STATED TASK
In the entries below, count every line containing "Kontrast". Return the number and nothing else.
── INFORMATION SHOWN
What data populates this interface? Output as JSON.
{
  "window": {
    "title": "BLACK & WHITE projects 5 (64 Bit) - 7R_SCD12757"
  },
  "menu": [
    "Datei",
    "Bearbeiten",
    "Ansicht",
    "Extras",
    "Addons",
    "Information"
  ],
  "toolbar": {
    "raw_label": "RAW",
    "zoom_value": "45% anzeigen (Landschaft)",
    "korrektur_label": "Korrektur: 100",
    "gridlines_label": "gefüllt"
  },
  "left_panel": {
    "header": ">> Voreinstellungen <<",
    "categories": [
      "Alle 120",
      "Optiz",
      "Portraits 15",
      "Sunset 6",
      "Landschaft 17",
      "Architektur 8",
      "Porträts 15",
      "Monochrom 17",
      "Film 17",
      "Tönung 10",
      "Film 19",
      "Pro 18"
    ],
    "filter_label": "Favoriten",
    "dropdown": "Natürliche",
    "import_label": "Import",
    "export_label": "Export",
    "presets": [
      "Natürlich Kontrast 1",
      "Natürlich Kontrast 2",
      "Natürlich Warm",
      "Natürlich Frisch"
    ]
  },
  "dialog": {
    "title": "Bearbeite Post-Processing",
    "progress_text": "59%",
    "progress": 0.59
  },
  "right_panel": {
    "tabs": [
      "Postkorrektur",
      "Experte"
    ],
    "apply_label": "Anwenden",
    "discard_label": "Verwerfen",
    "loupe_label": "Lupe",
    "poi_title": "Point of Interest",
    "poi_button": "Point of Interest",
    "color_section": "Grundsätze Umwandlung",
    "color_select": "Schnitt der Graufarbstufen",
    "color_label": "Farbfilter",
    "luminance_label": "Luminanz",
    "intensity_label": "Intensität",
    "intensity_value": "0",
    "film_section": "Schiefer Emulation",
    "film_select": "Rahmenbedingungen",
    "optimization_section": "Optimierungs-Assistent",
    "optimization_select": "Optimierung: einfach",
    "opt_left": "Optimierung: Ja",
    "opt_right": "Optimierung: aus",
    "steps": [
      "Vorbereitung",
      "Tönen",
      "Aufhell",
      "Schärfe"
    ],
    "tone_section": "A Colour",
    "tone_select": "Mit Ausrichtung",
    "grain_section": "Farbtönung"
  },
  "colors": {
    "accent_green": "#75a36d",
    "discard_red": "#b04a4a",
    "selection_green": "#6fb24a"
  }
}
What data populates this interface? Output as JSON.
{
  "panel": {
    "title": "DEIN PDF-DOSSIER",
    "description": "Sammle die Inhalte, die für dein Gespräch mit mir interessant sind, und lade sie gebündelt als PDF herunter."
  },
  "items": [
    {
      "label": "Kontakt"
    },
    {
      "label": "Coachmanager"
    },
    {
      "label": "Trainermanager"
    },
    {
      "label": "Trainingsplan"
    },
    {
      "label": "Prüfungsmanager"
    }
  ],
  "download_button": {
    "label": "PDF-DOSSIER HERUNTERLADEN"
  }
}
────
COMPLETED TASK
2